- [Aim of the exercise]: Output all of the records exactly as written.

Data records section start

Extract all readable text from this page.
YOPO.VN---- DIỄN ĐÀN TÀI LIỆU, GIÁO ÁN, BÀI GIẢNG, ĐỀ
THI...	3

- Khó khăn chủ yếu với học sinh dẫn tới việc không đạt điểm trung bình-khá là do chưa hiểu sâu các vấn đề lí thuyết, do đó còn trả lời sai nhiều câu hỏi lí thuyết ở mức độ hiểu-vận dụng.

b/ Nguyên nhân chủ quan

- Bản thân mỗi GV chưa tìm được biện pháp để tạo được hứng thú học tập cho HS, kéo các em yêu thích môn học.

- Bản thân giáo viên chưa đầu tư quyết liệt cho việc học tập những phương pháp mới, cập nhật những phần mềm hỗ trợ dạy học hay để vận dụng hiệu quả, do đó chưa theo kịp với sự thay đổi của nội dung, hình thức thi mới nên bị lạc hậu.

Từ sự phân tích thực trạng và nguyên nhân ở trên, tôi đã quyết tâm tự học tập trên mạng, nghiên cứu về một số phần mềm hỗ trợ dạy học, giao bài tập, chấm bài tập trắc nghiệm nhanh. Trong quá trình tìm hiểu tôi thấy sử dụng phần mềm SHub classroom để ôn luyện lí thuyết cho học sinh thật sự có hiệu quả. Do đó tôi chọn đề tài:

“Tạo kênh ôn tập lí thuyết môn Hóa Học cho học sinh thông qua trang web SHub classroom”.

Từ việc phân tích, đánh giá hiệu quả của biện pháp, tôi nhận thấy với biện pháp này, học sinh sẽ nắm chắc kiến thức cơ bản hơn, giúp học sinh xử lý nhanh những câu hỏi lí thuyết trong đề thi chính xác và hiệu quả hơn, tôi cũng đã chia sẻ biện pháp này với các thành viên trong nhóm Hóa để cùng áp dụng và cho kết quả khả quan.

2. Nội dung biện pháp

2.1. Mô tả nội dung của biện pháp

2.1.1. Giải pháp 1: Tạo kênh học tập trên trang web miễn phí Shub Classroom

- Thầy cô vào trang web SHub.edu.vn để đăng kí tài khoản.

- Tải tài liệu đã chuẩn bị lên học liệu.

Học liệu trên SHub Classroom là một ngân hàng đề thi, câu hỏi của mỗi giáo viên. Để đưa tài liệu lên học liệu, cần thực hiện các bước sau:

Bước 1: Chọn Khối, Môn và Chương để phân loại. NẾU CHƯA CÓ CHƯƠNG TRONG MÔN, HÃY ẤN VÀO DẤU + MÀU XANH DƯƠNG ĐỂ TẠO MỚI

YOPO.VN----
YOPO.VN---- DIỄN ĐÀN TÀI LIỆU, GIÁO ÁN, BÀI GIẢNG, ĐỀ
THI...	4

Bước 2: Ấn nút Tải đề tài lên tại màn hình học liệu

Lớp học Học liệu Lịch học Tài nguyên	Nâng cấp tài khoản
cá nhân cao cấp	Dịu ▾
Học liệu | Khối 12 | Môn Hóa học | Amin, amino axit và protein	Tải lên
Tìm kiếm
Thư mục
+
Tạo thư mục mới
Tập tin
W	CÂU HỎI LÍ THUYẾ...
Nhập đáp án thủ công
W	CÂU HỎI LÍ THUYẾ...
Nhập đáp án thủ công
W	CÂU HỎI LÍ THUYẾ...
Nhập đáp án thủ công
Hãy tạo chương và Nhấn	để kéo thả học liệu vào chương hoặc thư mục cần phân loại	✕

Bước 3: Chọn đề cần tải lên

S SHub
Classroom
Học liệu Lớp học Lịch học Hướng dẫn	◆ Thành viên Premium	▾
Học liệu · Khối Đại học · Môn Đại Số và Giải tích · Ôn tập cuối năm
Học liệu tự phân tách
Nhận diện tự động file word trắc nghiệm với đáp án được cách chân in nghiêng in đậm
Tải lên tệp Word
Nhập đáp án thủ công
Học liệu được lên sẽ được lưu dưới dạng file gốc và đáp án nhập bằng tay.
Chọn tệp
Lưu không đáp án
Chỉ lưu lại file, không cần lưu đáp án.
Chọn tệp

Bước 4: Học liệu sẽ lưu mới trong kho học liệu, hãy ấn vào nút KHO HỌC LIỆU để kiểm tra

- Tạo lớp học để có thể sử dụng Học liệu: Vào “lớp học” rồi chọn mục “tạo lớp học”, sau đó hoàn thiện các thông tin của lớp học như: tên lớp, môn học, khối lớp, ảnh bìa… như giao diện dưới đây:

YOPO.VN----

Data records section end

- [Expected answer]:
Extract all readable text from this page.
YOPO.VN---- DIỄN ĐÀN TÀI LIỆU, GIÁO ÁN, BÀI GIẢNG, ĐỀ
THI...	3

- Khó khăn chủ yếu với học sinh dẫn tới việc không đạt điểm trung bình-khá là do chưa hiểu sâu các vấn đề lí thuyết, do đó còn trả lời sai nhiều câu hỏi lí thuyết ở mức độ hiểu-vận dụng.

b/ Nguyên nhân chủ quan

- Bản thân mỗi GV chưa tìm được biện pháp để tạo được hứng thú học tập cho HS, kéo các em yêu thích môn học.

- Bản thân giáo viên chưa đầu tư quyết liệt cho việc học tập những phương pháp mới, cập nhật những phần mềm hỗ trợ dạy học hay để vận dụng hiệu quả, do đó chưa theo kịp với sự thay đổi của nội dung, hình thức thi mới nên bị lạc hậu.

Từ sự phân tích thực trạng và nguyên nhân ở trên, tôi đã quyết tâm tự học tập trên mạng, nghiên cứu về một số phần mềm hỗ trợ dạy học, giao bài tập, chấm bài tập trắc nghiệm nhanh. Trong quá trình tìm hiểu tôi thấy sử dụng phần mềm SHub classroom để ôn luyện lí thuyết cho học sinh thật sự có hiệu quả. Do đó tôi chọn đề tài:

“Tạo kênh ôn tập lí thuyết môn Hóa Học cho học sinh thông qua trang web SHub classroom”.

Từ việc phân tích, đánh giá hiệu quả của biện pháp, tôi nhận thấy với biện pháp này, học sinh sẽ nắm chắc kiến thức cơ bản hơn, giúp học sinh xử lý nhanh những câu hỏi lí thuyết trong đề thi chính xác và hiệu quả hơn, tôi cũng đã chia sẻ biện pháp này với các thành viên trong nhóm Hóa để cùng áp dụng và cho kết quả khả quan.

2. Nội dung biện pháp

2.1. Mô tả nội dung của biện pháp

2.1.1. Giải pháp 1: Tạo kênh học tập trên trang web miễn phí Shub Classroom

- Thầy cô vào trang web SHub.edu.vn để đăng kí tài khoản.

- Tải tài liệu đã chuẩn bị lên học liệu.

Học liệu trên SHub Classroom là một ngân hàng đề thi, câu hỏi của mỗi giáo viên. Để đưa tài liệu lên học liệu, cần thực hiện các bước sau:

Bước 1: Chọn Khối, Môn và Chương để phân loại. NẾU CHƯA CÓ CHƯƠNG TRONG MÔN, HÃY ẤN VÀO DẤU + MÀU XANH DƯƠNG ĐỂ TẠO MỚI

YOPO.VN----
YOPO.VN---- DIỄN ĐÀN TÀI LIỆU, GIÁO ÁN, BÀI GIẢNG, ĐỀ
THI...	4

Bước 2: Ấn nút Tải đề tài lên tại màn hình học liệu

Lớp học Học liệu Lịch học Tài nguyên	Nâng cấp tài khoản
cá nhân cao cấp	Dịu ▾
Học liệu | Khối 12 | Môn Hóa học | Amin, amino axit và protein	Tải lên
Tìm kiếm
Thư mục
+
Tạo thư mục mới
Tập tin
W	CÂU HỎI LÍ THUYẾ...
Nhập đáp án thủ công
W	CÂU HỎI LÍ THUYẾ...
Nhập đáp án thủ công
W	CÂU HỎI LÍ THUYẾ...
Nhập đáp án thủ công
Hãy tạo chương và Nhấn	để kéo thả học liệu vào chương hoặc thư mục cần phân loại	✕

Bước 3: Chọn đề cần tải lên

S SHub
Classroom
Học liệu Lớp học Lịch học Hướng dẫn	◆ Thành viên Premium	▾
Học liệu · Khối Đại học · Môn Đại Số và Giải tích · Ôn tập cuối năm
Học liệu tự phân tách
Nhận diện tự động file word trắc nghiệm với đáp án được cách chân in nghiêng in đậm
Tải lên tệp Word
Nhập đáp án thủ công
Học liệu được lên sẽ được lưu dưới dạng file gốc và đáp án nhập bằng tay.
Chọn tệp
Lưu không đáp án
Chỉ lưu lại file, không cần lưu đáp án.
Chọn tệp

Bước 4: Học liệu sẽ lưu mới trong kho học liệu, hãy ấn vào nút KHO HỌC LIỆU để kiểm tra

- Tạo lớp học để có thể sử dụng Học liệu: Vào “lớp học” rồi chọn mục “tạo lớp học”, sau đó hoàn thiện các thông tin của lớp học như: tên lớp, môn học, khối lớp, ảnh bìa… như giao diện dưới đây:

YOPO.VN----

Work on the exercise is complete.